◆ **WHAT YOU ARE ASKED TO DO**: Select every line holding the word "this" and copy it.
==== RECORDS SHOWN ====
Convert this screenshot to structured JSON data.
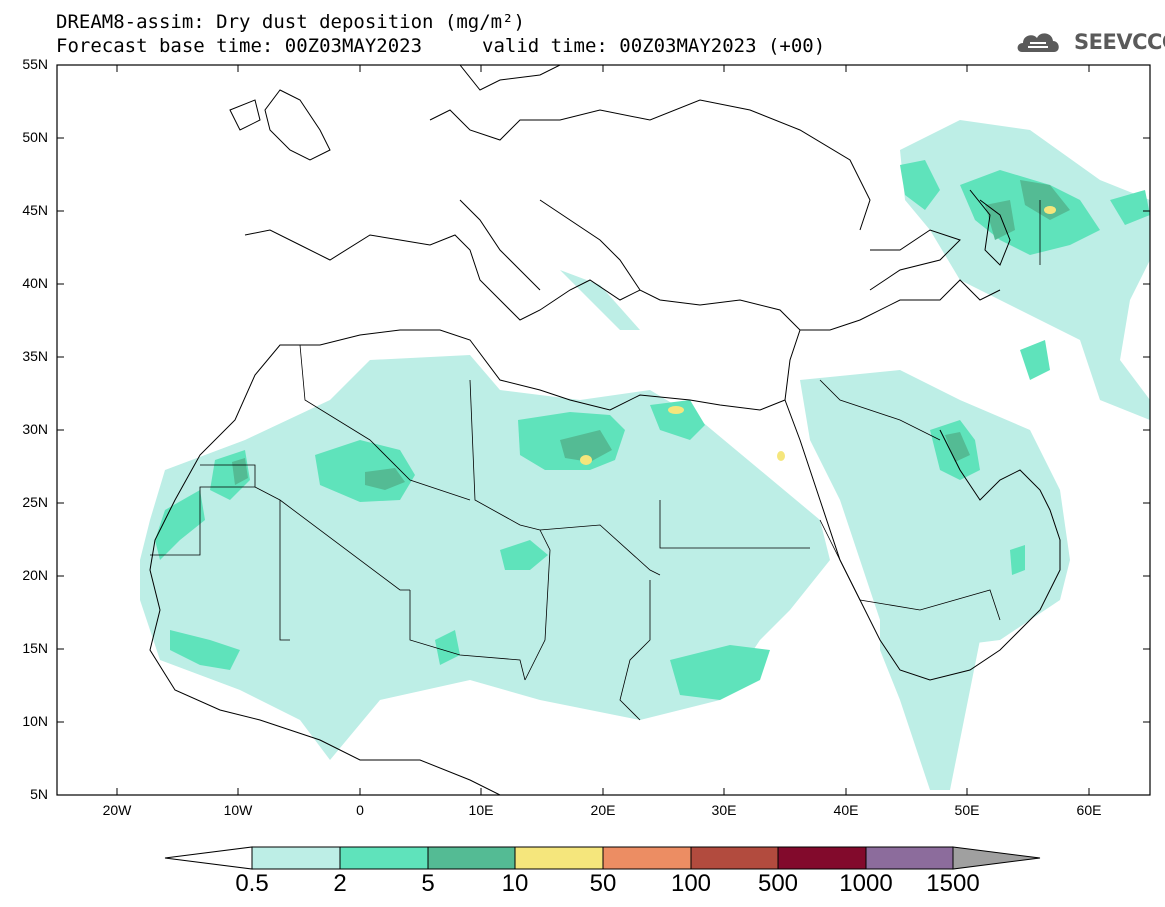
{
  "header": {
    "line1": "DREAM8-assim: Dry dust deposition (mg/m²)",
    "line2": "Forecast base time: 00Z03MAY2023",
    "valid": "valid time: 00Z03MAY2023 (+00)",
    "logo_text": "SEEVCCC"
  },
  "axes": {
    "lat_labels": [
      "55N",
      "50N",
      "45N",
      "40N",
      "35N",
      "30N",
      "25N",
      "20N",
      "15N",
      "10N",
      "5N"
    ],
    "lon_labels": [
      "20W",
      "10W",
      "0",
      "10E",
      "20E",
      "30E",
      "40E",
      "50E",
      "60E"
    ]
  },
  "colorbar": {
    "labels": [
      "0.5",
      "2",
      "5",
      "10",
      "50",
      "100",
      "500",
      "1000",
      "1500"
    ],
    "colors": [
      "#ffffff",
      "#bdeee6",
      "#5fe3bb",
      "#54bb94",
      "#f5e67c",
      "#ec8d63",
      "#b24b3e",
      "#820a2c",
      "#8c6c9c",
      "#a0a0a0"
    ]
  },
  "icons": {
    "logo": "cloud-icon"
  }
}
====
==== RECORDS SHOWN ====
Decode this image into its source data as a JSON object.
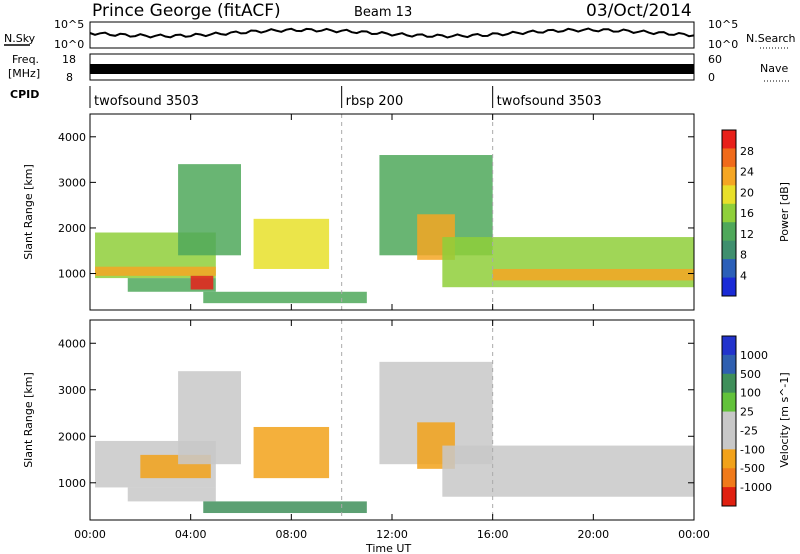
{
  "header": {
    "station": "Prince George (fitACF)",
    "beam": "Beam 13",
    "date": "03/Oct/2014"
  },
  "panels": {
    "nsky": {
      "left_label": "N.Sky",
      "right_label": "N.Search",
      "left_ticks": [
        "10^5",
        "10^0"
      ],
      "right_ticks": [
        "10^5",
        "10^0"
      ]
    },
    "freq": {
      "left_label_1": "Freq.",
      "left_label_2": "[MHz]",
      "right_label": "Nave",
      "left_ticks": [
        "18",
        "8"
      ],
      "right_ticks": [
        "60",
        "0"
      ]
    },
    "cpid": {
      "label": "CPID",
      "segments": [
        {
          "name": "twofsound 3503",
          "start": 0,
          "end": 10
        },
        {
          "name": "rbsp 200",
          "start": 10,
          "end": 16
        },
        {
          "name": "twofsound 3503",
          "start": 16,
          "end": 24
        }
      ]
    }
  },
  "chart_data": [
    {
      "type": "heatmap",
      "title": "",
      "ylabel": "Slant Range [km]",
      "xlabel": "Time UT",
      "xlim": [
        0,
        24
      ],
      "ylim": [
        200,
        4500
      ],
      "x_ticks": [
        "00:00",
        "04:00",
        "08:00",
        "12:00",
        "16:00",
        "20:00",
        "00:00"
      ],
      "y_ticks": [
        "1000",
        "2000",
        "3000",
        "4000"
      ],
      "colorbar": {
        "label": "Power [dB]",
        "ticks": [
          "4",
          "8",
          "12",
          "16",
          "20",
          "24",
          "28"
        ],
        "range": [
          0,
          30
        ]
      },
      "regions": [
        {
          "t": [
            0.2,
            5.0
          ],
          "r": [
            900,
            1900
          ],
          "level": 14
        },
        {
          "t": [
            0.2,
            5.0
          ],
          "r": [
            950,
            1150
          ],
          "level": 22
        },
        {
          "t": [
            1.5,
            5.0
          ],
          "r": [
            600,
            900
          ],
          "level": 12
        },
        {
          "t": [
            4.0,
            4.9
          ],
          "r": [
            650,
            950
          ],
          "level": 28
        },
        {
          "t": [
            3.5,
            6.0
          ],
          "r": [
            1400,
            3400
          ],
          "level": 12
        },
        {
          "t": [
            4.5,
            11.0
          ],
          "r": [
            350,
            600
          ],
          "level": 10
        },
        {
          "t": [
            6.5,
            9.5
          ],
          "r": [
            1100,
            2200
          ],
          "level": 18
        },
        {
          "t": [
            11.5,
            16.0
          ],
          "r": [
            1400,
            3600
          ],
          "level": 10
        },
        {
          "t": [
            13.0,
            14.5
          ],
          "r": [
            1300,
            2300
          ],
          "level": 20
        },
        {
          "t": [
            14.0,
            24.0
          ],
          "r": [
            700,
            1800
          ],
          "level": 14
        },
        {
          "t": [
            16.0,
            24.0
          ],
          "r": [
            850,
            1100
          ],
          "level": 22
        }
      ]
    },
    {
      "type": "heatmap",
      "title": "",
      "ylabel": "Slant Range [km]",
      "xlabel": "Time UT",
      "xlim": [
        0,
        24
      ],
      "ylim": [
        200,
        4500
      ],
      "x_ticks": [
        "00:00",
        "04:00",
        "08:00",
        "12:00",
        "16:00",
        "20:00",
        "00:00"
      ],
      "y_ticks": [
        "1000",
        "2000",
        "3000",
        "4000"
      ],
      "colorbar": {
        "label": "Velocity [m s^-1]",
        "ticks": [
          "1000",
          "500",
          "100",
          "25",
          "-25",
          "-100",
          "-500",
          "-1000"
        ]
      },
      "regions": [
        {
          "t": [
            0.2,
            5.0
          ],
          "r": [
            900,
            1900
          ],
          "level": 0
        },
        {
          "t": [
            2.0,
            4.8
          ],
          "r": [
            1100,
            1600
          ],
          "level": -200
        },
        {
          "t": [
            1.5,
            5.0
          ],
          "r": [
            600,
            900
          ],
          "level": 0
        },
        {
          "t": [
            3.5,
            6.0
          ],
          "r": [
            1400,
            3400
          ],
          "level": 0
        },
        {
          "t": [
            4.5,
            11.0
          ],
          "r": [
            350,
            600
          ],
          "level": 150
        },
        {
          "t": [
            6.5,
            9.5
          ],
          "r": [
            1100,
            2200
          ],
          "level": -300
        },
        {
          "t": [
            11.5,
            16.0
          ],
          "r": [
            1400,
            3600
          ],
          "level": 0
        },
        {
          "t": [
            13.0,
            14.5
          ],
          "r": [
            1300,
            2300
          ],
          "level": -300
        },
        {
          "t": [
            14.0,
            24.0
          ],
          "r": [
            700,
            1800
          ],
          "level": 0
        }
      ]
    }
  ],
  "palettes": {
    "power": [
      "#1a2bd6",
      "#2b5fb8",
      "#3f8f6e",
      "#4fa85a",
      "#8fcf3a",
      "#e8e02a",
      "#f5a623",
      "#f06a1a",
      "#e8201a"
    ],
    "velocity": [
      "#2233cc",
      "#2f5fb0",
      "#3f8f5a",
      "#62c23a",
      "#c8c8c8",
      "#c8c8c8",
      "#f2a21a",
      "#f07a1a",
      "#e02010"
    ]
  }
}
====
==== RECORDS SHOWN ====
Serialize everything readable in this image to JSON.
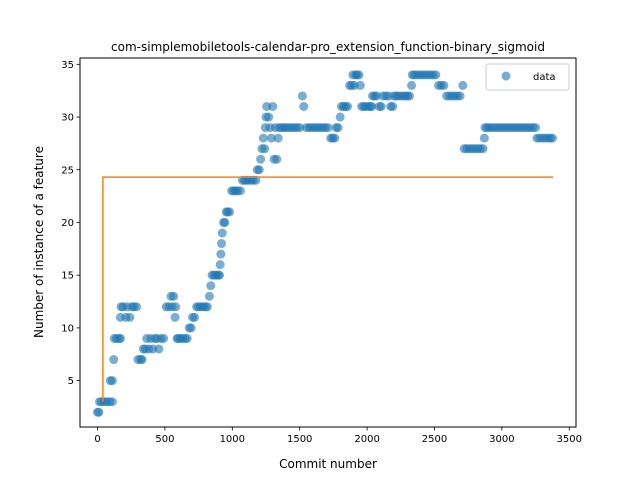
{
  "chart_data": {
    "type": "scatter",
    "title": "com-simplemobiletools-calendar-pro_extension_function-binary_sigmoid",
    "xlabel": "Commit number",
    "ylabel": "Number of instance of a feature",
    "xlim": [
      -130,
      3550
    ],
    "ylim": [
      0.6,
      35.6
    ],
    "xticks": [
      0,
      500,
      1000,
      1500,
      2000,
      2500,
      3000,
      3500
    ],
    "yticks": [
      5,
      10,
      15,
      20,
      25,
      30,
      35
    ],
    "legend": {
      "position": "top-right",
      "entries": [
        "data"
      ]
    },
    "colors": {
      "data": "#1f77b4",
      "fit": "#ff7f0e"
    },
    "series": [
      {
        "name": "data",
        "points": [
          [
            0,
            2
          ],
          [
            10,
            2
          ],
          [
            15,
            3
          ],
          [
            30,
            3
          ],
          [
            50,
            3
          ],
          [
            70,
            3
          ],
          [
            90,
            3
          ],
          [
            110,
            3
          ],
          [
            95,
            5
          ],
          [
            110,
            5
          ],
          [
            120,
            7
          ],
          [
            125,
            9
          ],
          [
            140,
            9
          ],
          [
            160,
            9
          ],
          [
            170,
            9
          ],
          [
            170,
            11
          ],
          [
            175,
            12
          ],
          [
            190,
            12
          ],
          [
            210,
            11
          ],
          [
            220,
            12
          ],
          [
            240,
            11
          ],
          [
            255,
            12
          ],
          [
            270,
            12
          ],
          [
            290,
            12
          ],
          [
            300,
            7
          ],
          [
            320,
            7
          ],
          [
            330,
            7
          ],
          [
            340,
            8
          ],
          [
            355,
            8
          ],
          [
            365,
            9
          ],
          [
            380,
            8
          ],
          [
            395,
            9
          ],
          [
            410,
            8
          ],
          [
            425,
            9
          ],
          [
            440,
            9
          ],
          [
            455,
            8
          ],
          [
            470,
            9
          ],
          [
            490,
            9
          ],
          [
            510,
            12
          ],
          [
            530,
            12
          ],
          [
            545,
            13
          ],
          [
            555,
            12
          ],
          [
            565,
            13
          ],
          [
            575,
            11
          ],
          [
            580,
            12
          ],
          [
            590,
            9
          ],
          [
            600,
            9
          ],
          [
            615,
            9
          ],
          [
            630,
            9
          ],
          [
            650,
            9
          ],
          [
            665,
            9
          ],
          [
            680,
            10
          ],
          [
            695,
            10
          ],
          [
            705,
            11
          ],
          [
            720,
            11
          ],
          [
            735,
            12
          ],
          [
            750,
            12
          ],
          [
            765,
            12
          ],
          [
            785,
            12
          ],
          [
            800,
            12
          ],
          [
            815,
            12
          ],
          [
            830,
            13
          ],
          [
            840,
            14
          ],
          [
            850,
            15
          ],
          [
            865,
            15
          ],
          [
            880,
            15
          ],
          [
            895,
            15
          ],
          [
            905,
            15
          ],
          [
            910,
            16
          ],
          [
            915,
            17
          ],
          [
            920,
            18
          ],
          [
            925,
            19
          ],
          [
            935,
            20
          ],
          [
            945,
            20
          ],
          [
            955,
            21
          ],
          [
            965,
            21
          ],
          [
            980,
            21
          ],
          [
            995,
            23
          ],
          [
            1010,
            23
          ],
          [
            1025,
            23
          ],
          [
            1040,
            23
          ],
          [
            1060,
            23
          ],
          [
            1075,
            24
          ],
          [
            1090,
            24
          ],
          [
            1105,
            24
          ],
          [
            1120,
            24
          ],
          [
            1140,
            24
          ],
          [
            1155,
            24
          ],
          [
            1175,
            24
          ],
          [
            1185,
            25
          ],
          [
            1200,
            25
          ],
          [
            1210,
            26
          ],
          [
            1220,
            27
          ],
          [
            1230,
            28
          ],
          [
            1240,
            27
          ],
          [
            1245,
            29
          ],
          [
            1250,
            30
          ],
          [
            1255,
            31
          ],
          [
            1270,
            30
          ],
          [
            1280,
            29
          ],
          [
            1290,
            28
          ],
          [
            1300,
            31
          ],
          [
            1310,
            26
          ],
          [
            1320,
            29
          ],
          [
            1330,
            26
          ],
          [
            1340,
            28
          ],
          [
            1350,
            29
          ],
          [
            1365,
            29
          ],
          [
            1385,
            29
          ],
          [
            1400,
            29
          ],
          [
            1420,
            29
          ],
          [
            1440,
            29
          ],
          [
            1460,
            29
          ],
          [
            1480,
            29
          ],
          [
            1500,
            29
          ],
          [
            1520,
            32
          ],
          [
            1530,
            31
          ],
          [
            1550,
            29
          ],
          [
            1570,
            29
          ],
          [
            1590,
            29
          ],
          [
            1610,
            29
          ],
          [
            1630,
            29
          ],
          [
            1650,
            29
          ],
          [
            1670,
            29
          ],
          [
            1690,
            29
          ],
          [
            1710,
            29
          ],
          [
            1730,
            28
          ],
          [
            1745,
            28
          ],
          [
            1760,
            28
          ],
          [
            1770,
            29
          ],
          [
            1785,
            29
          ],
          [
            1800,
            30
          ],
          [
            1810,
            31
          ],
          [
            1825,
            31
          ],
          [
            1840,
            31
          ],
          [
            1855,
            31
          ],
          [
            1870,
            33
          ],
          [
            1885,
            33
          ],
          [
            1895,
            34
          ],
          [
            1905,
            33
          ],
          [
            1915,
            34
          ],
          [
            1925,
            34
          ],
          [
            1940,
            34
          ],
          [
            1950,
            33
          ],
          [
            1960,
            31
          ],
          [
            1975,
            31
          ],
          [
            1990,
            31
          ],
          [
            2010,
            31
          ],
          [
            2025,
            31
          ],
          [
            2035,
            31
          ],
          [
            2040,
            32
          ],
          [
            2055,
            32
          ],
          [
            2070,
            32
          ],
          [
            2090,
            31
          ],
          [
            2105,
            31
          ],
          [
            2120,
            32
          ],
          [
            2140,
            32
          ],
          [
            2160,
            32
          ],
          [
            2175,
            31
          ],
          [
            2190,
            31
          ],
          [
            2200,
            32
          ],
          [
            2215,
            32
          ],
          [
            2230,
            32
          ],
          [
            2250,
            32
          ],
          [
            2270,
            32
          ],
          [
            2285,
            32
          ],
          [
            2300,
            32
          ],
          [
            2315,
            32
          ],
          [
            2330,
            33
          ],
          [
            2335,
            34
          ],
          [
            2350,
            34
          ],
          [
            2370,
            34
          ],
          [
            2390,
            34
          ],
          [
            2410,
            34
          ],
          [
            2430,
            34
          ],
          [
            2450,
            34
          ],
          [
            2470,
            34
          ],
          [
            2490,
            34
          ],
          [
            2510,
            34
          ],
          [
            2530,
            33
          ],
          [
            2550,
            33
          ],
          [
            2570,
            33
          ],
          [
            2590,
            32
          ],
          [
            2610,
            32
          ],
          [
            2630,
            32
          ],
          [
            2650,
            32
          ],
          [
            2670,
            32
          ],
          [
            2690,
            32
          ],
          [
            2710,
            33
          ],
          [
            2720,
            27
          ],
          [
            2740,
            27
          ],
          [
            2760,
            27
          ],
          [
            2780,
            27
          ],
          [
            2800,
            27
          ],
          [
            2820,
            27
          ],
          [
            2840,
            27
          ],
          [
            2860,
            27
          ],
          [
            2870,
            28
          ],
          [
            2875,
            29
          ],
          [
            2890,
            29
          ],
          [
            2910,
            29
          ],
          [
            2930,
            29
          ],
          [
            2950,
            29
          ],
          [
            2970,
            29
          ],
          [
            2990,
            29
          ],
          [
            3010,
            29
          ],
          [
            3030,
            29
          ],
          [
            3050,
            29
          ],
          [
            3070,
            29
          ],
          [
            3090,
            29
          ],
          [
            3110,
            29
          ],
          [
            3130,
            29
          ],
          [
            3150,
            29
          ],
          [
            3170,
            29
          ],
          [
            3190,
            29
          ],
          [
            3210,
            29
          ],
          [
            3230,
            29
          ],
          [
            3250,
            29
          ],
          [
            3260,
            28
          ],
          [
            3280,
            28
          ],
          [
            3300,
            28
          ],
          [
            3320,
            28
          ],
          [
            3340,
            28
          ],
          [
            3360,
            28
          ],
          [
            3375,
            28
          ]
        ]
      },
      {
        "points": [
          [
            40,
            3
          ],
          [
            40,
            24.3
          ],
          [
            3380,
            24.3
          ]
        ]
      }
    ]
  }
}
====
◆ **TASK RESPONSE**:
Convert this screenshot to structured JSON data.
Decode this image into its source data as a JSON object.
Serialize everything readable in this image to JSON.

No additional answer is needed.